- OBJECTIVE -
List all lines in the material below that contain "niekiedy".

- DATA RECORDS -

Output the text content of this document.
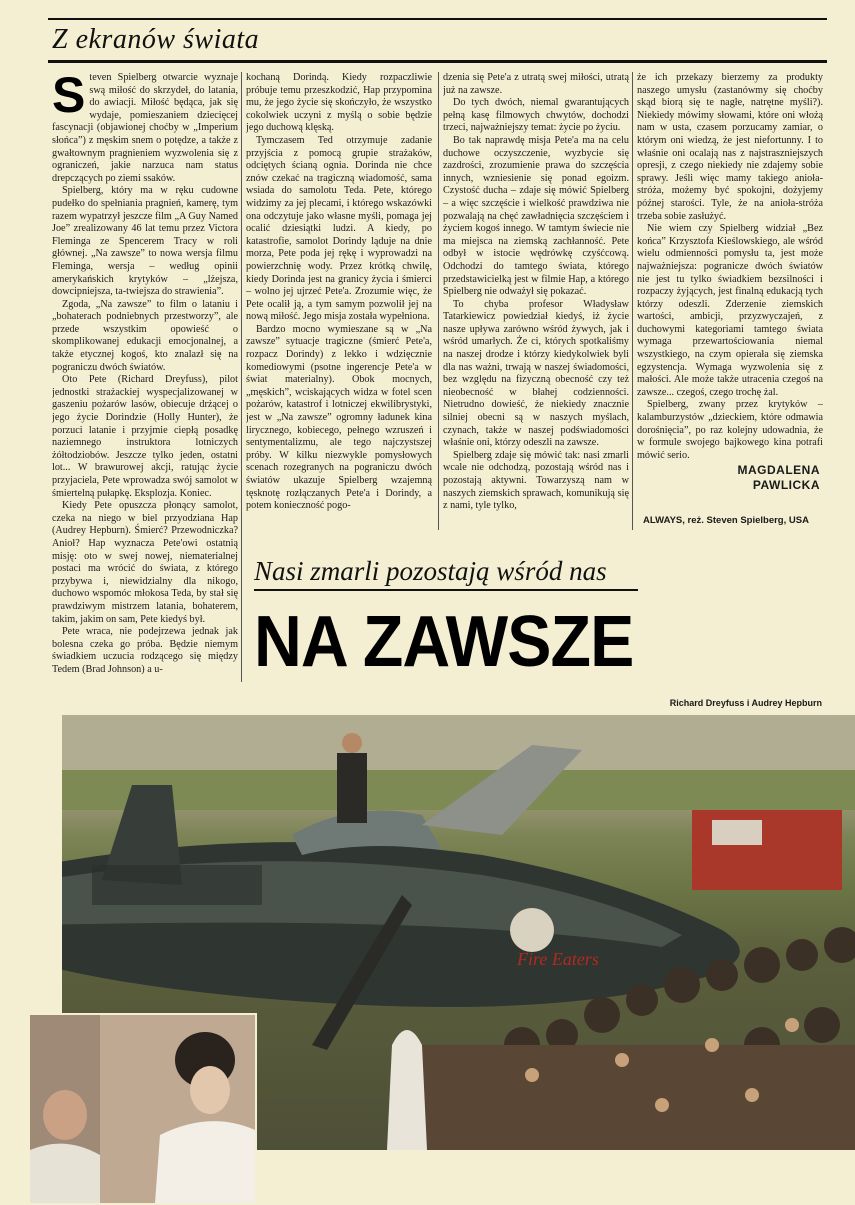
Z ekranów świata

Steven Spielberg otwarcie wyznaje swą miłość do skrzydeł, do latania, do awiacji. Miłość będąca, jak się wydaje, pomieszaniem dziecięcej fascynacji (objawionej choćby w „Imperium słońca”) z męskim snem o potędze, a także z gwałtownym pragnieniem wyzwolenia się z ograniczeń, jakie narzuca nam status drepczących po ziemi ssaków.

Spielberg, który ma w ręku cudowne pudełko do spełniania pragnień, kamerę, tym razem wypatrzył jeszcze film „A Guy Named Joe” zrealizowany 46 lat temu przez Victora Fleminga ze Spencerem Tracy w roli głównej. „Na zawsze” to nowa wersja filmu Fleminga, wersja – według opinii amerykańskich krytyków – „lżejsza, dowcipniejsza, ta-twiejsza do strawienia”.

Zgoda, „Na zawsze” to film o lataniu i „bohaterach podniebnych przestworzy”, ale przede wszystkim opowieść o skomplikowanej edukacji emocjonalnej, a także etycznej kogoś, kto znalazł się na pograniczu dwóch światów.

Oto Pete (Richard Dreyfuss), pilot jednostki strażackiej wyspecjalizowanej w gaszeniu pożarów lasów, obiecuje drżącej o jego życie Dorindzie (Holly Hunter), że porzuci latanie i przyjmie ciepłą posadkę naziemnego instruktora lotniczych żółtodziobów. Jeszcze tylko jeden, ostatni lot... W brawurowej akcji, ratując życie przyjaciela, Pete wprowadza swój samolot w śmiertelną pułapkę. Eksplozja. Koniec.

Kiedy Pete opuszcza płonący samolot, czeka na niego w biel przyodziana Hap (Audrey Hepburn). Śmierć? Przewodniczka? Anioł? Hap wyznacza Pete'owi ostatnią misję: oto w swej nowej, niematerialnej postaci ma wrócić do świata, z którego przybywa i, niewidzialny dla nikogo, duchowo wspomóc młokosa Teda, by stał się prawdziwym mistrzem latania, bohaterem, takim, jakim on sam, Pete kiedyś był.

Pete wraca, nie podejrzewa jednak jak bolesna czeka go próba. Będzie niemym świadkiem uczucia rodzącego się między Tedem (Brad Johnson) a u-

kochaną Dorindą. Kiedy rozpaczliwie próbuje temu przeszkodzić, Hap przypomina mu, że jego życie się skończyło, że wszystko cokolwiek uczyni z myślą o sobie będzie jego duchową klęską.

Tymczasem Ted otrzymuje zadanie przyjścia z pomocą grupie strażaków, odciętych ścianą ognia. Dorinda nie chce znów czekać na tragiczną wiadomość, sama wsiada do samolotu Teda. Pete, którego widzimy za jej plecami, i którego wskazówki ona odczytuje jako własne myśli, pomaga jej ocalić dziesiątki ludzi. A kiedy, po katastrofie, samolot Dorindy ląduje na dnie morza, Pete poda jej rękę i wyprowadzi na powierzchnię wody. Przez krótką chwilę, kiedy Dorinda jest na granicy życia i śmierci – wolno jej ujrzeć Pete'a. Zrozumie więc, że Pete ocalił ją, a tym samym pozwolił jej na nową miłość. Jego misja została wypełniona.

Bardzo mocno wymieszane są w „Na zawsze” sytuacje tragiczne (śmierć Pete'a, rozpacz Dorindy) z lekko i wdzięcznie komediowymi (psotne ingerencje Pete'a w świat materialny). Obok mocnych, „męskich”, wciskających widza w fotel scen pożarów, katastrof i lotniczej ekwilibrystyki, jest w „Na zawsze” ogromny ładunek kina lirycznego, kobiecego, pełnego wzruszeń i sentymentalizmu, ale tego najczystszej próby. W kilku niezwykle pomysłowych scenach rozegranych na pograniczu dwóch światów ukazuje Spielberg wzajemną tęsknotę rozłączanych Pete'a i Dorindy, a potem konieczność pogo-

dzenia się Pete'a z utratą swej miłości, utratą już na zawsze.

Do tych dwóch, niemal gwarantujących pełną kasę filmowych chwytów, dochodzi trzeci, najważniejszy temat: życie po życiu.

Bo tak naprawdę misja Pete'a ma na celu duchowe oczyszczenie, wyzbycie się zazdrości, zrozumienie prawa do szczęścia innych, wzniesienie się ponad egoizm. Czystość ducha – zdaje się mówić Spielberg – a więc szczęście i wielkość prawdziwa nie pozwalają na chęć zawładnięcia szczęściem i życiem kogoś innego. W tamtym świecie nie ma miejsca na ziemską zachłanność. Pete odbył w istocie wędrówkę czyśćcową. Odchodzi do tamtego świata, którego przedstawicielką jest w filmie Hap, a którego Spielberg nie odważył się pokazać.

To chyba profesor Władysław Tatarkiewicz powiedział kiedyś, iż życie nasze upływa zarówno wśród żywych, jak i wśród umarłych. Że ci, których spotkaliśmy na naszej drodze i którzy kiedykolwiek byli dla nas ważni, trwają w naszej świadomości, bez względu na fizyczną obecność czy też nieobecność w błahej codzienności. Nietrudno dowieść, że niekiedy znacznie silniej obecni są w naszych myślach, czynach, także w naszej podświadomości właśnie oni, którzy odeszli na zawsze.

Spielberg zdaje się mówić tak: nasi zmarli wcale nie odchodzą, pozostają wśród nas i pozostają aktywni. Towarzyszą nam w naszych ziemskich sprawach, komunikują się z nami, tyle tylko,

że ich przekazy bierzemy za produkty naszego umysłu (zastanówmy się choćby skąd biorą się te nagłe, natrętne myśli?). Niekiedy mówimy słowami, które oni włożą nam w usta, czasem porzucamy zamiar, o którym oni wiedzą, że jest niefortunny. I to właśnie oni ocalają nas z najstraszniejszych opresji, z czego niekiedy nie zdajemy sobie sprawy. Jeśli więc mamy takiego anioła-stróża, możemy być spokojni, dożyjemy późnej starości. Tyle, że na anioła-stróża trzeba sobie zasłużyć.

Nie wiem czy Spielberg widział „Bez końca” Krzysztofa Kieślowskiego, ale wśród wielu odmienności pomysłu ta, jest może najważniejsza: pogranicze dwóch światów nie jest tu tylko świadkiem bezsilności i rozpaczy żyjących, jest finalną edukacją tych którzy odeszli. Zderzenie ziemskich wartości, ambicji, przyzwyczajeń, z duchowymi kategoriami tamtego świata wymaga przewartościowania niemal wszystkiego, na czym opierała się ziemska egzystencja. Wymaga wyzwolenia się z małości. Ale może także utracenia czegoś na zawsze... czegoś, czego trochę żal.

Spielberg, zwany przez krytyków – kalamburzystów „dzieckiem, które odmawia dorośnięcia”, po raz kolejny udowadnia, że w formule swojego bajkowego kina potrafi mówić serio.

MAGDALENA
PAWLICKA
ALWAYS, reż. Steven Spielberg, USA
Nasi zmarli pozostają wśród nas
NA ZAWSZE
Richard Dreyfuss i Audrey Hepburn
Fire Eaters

--

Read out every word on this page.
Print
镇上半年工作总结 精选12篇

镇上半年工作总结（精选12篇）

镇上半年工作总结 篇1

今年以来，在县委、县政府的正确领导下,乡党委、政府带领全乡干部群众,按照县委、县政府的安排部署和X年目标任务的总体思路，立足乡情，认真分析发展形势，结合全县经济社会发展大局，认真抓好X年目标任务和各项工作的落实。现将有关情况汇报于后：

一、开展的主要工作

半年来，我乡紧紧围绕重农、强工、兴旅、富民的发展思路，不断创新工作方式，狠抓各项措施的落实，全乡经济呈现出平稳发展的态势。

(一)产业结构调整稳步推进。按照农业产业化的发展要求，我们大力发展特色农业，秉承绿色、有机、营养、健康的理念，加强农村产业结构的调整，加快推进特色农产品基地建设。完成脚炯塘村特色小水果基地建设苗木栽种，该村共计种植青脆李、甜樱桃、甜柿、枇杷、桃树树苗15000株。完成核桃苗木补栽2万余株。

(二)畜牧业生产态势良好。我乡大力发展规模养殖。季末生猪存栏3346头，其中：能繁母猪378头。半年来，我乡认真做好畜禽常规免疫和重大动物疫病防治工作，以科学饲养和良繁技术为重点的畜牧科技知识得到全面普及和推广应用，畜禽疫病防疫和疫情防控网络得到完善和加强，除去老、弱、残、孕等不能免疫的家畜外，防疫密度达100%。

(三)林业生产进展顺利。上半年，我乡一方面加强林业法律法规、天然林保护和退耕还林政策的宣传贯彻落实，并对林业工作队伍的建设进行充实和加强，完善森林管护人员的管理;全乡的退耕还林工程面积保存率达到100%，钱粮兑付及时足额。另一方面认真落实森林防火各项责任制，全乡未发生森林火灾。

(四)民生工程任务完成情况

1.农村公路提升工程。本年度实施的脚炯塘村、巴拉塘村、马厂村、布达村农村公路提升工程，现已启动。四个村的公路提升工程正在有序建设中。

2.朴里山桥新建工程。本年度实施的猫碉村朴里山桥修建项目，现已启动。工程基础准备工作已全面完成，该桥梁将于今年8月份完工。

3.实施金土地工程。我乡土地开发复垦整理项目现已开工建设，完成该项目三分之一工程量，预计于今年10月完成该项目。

- ANSWER TO THIS EXERCISE -
To chyba profesor Władysław Tatarkiewicz powiedział kiedyś, iż życie nasze upływa zarówno wśród żywych, jak i wśród umarłych. Że ci, których spotkaliśmy na naszej drodze i którzy kiedykolwiek byli dla nas ważni, trwają w naszej świadomości, bez względu na fizyczną obecność czy też nieobecność w błahej codzienności. Nietrudno dowieść, że niekiedy znacznie silniej obecni są w naszych myślach, czynach, także w naszej podświadomości właśnie oni, którzy odeszli na zawsze.
że ich przekazy bierzemy za produkty naszego umysłu (zastanówmy się choćby skąd biorą się te nagłe, natrętne myśli?). Niekiedy mówimy słowami, które oni włożą nam w usta, czasem porzucamy zamiar, o którym oni wiedzą, że jest niefortunny. I to właśnie oni ocalają nas z najstraszniejszych opresji, z czego niekiedy nie zdajemy sobie sprawy. Jeśli więc mamy takiego anioła-stróża, możemy być spokojni, dożyjemy późnej starości. Tyle, że na anioła-stróża trzeba sobie zasłużyć.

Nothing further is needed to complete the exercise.